Items taken from a collection
Start
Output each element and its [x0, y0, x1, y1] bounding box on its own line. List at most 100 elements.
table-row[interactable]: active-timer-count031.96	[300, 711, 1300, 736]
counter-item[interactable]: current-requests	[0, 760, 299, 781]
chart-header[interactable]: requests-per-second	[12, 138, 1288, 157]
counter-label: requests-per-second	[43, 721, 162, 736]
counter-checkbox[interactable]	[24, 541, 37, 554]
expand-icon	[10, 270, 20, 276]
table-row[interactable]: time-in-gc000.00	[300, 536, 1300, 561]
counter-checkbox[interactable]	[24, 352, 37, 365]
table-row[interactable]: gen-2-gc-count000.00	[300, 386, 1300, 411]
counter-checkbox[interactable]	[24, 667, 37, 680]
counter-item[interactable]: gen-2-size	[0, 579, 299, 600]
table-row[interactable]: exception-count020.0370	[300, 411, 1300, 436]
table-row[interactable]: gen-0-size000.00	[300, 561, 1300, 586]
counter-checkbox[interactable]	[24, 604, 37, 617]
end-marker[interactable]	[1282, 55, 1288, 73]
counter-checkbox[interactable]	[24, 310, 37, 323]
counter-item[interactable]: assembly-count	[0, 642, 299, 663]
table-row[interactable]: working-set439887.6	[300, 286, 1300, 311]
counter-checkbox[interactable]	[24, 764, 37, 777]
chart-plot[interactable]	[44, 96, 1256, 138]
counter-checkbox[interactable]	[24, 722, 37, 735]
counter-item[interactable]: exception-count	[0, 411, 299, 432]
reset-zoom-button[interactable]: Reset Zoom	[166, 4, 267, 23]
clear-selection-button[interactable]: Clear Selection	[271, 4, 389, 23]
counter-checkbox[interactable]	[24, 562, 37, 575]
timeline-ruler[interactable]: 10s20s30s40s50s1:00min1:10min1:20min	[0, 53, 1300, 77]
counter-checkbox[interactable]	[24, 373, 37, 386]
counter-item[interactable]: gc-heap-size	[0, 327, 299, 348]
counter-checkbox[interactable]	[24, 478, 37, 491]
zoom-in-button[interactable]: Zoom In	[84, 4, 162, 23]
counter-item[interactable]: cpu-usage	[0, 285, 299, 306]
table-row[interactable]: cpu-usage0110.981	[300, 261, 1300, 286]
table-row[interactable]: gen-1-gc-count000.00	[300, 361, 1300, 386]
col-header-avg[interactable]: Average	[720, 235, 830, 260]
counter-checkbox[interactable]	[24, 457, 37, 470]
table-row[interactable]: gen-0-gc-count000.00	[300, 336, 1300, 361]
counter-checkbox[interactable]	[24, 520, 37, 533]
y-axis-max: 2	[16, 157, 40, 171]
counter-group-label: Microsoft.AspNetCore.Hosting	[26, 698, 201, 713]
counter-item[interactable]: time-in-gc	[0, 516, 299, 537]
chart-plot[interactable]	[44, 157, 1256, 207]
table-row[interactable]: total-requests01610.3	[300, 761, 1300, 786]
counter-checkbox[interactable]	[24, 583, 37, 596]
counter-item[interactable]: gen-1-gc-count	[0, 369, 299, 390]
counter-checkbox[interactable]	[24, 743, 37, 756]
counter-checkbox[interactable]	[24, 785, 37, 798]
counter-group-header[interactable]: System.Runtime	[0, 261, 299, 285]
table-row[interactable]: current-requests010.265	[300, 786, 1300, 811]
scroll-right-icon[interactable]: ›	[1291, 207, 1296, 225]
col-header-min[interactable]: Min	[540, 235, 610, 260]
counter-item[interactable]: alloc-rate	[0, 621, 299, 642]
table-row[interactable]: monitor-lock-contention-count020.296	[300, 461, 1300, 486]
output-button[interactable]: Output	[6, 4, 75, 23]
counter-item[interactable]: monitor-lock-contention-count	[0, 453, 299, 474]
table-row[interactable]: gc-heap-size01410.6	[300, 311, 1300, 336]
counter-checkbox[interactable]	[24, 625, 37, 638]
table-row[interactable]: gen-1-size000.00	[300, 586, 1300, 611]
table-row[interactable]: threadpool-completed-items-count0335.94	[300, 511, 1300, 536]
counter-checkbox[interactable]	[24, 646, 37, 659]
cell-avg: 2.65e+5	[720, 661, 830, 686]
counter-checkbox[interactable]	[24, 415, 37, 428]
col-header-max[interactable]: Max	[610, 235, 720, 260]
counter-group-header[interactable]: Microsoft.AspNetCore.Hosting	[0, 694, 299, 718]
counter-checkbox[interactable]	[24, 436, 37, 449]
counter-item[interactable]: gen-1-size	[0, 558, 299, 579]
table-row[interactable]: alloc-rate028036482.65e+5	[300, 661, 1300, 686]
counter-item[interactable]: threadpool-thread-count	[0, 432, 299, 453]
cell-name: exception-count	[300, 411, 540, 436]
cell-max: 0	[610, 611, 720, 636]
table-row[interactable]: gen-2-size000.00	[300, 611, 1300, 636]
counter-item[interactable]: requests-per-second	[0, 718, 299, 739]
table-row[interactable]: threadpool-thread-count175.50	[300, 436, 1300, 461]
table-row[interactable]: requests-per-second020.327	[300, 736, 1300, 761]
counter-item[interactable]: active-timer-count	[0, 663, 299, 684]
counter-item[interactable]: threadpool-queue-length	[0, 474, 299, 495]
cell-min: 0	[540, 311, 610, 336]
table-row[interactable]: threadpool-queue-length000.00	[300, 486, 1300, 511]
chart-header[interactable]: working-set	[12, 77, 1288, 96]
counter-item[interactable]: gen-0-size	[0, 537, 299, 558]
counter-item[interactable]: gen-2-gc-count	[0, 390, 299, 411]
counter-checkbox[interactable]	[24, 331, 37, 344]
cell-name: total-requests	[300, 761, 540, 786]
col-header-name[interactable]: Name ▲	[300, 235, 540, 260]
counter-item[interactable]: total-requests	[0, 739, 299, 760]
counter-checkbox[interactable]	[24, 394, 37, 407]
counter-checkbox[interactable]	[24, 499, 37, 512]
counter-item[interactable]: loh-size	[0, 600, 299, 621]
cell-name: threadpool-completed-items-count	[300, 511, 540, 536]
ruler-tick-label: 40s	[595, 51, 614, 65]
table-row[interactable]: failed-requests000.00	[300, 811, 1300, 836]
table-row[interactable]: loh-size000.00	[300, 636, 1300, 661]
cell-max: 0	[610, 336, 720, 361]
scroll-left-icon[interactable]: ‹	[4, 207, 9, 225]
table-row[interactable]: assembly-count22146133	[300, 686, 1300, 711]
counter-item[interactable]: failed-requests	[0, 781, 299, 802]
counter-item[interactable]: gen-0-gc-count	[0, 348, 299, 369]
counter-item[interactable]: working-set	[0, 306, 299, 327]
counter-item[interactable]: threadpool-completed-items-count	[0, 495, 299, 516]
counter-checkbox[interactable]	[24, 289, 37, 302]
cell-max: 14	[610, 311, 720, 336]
End
GOAL: Lay out everything from the start of the items down to the line containing "285, 299, 306]" as a numbered list, leaving out any blank lines.

REPLY TO THE EXERCISE:
1. Output each element and its [x0, y0, x1, y1] bounding box on its own line. List at most 100 elements.
2. table-row[interactable]: active-timer-count031.96	[300, 711, 1300, 736]
3. counter-item[interactable]: current-requests	[0, 760, 299, 781]
4. chart-header[interactable]: requests-per-second	[12, 138, 1288, 157]
5. counter-label: requests-per-second	[43, 721, 162, 736]
6. counter-checkbox[interactable]	[24, 541, 37, 554]
7. expand-icon	[10, 270, 20, 276]
8. table-row[interactable]: time-in-gc000.00	[300, 536, 1300, 561]
9. counter-checkbox[interactable]	[24, 352, 37, 365]
10. table-row[interactable]: gen-2-gc-count000.00	[300, 386, 1300, 411]
11. counter-checkbox[interactable]	[24, 667, 37, 680]
12. counter-item[interactable]: gen-2-size	[0, 579, 299, 600]
13. table-row[interactable]: exception-count020.0370	[300, 411, 1300, 436]
14. table-row[interactable]: gen-0-size000.00	[300, 561, 1300, 586]
15. counter-checkbox[interactable]	[24, 604, 37, 617]
16. end-marker[interactable]	[1282, 55, 1288, 73]
17. counter-checkbox[interactable]	[24, 310, 37, 323]
18. counter-item[interactable]: assembly-count	[0, 642, 299, 663]
19. table-row[interactable]: working-set439887.6	[300, 286, 1300, 311]
20. counter-checkbox[interactable]	[24, 764, 37, 777]
21. chart-plot[interactable]	[44, 96, 1256, 138]
22. counter-checkbox[interactable]	[24, 722, 37, 735]
23. counter-item[interactable]: exception-count	[0, 411, 299, 432]
24. reset-zoom-button[interactable]: Reset Zoom	[166, 4, 267, 23]
25. clear-selection-button[interactable]: Clear Selection	[271, 4, 389, 23]
26. counter-checkbox[interactable]	[24, 562, 37, 575]
27. timeline-ruler[interactable]: 10s20s30s40s50s1:00min1:10min1:20min	[0, 53, 1300, 77]
28. counter-checkbox[interactable]	[24, 373, 37, 386]
29. counter-item[interactable]: gc-heap-size	[0, 327, 299, 348]
30. counter-checkbox[interactable]	[24, 478, 37, 491]
31. zoom-in-button[interactable]: Zoom In	[84, 4, 162, 23]
32. counter-item[interactable]: cpu-usage	[0, 285, 299, 306]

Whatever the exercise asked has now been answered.